Information provided
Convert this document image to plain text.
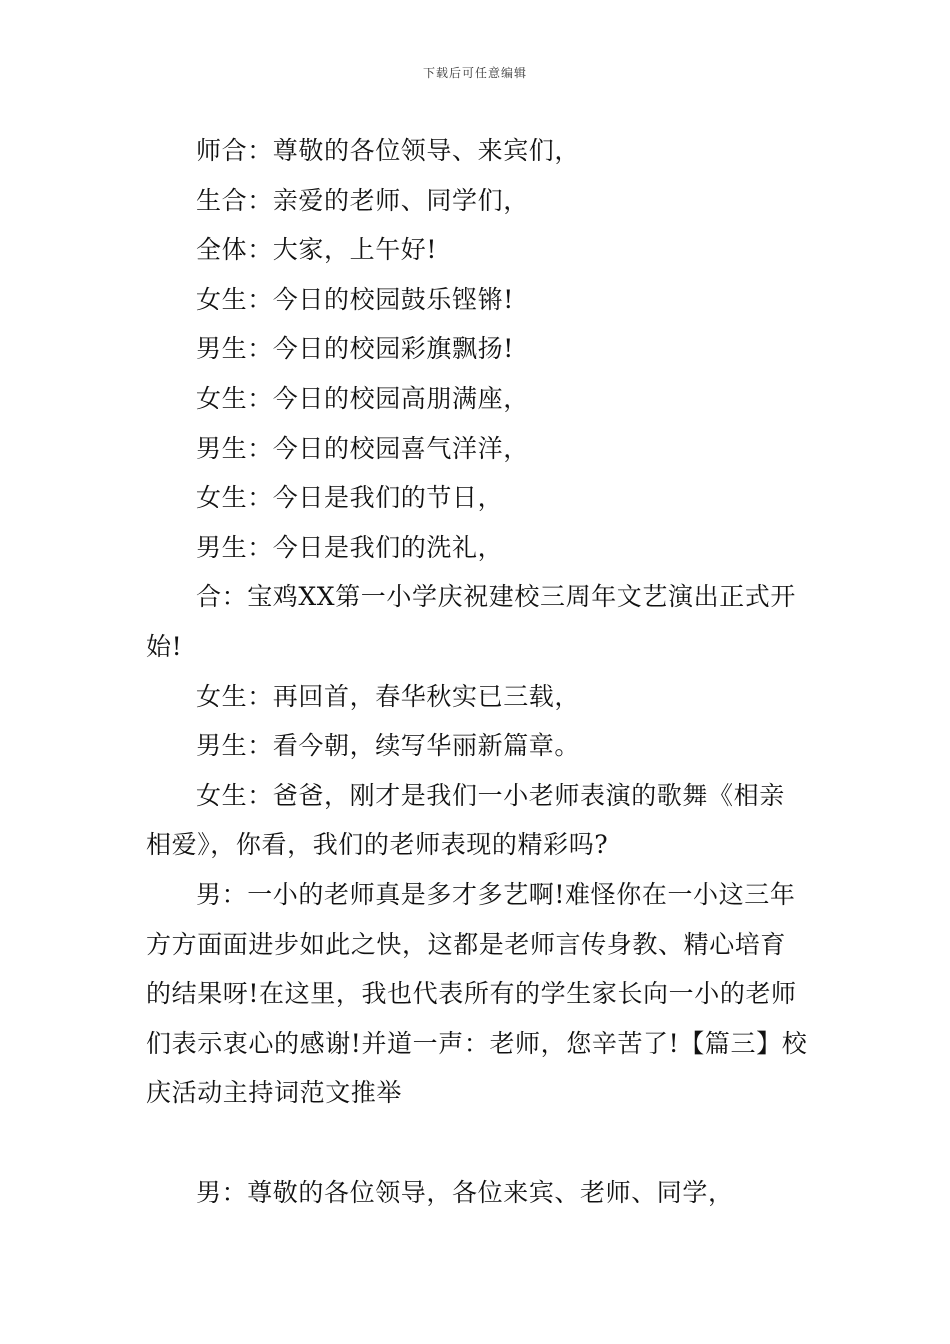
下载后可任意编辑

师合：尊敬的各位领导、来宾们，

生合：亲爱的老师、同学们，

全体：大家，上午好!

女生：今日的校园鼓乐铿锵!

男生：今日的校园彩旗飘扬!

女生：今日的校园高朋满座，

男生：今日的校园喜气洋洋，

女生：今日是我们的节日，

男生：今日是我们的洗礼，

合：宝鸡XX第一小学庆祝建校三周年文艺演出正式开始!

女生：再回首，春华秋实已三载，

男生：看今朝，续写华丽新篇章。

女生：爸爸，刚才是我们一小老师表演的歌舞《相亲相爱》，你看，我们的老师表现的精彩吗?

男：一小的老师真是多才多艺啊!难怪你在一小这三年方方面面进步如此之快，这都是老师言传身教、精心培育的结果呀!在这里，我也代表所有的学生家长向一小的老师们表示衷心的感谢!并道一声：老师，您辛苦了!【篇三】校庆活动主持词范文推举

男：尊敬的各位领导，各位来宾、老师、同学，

Request
Output all the records, word for word, with no pictures in the copy.

Problem solution
Convert this document image to plain text.
下载后可任意编辑

师合：尊敬的各位领导、来宾们，

生合：亲爱的老师、同学们，

全体：大家，上午好!

女生：今日的校园鼓乐铿锵!

男生：今日的校园彩旗飘扬!

女生：今日的校园高朋满座，

男生：今日的校园喜气洋洋，

女生：今日是我们的节日，

男生：今日是我们的洗礼，

合：宝鸡XX第一小学庆祝建校三周年文艺演出正式开始!

女生：再回首，春华秋实已三载，

男生：看今朝，续写华丽新篇章。

女生：爸爸，刚才是我们一小老师表演的歌舞《相亲相爱》，你看，我们的老师表现的精彩吗?

男：一小的老师真是多才多艺啊!难怪你在一小这三年方方面面进步如此之快，这都是老师言传身教、精心培育的结果呀!在这里，我也代表所有的学生家长向一小的老师们表示衷心的感谢!并道一声：老师，您辛苦了!【篇三】校庆活动主持词范文推举

男：尊敬的各位领导，各位来宾、老师、同学，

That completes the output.